Show all lines of the listing that hold the word "name".

RECORD LIST ▸
— begin —

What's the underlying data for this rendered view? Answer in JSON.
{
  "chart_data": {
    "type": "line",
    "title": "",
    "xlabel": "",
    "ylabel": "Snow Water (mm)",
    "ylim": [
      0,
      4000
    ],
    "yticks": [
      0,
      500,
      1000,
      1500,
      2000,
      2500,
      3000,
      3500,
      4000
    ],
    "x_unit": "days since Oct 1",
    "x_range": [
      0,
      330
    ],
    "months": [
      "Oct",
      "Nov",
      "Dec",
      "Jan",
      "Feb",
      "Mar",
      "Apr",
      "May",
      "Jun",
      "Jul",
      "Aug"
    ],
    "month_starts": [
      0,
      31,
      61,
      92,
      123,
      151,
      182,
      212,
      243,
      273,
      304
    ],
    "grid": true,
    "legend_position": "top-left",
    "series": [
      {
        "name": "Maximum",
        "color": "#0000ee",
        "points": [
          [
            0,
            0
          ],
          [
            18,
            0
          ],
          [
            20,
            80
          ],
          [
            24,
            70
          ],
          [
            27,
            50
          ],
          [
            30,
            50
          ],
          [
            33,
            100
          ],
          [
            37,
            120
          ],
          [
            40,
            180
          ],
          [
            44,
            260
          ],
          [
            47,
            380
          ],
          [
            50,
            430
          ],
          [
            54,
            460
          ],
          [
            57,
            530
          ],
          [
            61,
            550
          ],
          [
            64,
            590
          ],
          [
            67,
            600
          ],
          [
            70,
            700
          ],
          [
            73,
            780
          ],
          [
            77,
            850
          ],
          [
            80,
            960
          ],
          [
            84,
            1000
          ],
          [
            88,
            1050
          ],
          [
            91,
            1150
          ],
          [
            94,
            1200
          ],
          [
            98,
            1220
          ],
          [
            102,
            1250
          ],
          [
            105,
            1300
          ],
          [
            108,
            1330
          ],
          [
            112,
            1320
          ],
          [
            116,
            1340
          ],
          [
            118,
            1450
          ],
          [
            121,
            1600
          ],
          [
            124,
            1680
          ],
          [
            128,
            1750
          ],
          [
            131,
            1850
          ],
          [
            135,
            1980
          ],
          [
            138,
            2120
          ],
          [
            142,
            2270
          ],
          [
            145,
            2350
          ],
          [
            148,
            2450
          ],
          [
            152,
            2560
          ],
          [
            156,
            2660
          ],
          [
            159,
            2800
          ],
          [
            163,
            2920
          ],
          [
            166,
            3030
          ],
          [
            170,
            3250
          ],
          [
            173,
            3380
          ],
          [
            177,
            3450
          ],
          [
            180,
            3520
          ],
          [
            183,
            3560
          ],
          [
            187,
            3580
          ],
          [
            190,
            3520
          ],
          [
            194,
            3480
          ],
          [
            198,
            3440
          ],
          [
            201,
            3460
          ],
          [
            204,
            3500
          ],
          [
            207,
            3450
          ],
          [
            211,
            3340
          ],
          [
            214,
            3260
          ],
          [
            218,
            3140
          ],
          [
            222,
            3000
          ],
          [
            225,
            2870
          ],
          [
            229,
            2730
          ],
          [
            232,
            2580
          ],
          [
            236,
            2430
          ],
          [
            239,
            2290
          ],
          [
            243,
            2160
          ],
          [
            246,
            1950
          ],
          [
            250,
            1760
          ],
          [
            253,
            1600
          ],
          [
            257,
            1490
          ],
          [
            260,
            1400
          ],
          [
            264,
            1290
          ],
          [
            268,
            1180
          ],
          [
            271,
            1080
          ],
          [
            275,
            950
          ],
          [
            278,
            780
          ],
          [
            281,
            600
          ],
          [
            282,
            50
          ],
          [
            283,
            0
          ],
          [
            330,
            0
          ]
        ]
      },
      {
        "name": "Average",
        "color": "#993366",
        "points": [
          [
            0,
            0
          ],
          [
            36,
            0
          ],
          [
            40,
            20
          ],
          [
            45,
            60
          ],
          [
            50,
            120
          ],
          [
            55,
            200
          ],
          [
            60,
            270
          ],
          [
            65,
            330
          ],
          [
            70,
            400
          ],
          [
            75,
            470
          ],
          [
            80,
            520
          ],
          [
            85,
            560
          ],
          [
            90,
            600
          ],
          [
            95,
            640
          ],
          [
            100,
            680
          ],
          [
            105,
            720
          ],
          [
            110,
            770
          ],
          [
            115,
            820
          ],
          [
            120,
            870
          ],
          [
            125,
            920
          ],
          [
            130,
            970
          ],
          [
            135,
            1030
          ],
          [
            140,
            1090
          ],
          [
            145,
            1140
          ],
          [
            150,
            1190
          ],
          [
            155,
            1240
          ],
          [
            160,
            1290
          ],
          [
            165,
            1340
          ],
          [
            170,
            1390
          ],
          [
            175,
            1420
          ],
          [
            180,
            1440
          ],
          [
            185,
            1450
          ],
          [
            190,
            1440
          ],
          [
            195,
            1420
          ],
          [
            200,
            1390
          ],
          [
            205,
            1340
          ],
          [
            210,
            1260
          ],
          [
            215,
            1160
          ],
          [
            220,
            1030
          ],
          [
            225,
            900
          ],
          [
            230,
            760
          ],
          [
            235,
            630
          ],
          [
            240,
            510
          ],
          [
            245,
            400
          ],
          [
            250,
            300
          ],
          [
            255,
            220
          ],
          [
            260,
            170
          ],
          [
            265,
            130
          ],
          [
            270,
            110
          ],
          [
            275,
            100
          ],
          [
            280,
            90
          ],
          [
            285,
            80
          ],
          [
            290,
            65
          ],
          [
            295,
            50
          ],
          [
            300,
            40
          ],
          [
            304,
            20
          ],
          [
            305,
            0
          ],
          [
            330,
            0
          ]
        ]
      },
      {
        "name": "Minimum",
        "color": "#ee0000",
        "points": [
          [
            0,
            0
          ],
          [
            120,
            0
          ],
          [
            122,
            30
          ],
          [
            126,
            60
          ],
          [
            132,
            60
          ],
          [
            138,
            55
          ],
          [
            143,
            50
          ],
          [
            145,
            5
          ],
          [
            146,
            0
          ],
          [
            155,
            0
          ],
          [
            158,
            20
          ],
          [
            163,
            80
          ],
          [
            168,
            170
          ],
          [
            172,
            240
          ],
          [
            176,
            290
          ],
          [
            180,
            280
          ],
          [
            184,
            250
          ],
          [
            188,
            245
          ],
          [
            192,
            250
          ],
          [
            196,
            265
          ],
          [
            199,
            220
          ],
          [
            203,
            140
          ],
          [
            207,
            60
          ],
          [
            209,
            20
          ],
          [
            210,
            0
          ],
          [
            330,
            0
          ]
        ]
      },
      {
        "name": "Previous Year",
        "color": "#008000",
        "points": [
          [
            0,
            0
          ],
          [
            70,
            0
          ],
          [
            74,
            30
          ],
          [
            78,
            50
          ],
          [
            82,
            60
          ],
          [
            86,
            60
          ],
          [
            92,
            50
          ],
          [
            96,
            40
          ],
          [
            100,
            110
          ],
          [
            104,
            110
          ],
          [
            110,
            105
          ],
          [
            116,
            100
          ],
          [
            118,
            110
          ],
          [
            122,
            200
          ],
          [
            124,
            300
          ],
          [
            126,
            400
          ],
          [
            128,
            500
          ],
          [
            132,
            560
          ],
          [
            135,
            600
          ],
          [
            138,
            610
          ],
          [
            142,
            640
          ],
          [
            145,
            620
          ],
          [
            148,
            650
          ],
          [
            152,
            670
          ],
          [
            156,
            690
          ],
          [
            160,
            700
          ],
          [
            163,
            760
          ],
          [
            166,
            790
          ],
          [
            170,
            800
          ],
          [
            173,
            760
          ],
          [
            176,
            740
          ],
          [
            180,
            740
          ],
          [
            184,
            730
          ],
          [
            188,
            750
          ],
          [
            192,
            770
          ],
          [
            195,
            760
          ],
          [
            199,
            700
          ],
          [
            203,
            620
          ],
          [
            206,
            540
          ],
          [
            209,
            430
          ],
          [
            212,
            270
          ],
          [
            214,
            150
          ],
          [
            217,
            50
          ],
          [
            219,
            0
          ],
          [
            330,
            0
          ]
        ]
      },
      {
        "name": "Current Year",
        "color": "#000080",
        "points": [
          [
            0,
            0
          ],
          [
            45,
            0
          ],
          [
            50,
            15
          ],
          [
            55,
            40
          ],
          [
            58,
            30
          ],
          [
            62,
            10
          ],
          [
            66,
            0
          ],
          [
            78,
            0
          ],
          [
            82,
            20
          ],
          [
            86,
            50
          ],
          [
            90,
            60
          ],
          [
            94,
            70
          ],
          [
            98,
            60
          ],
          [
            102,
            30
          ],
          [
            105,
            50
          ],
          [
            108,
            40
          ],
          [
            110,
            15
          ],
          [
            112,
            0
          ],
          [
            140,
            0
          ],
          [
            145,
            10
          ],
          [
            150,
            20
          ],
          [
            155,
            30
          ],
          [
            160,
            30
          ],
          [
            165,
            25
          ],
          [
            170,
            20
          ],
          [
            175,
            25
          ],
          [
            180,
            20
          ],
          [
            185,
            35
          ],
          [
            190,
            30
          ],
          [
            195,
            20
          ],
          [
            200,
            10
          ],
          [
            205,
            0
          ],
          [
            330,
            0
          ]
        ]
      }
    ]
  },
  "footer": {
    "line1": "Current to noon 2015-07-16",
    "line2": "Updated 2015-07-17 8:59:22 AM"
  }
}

— end —

ANSWER BELOW ▸
        "name": "Maximum",
        "name": "Average",
        "name": "Minimum",
        "name": "Previous Year",
        "name": "Current Year",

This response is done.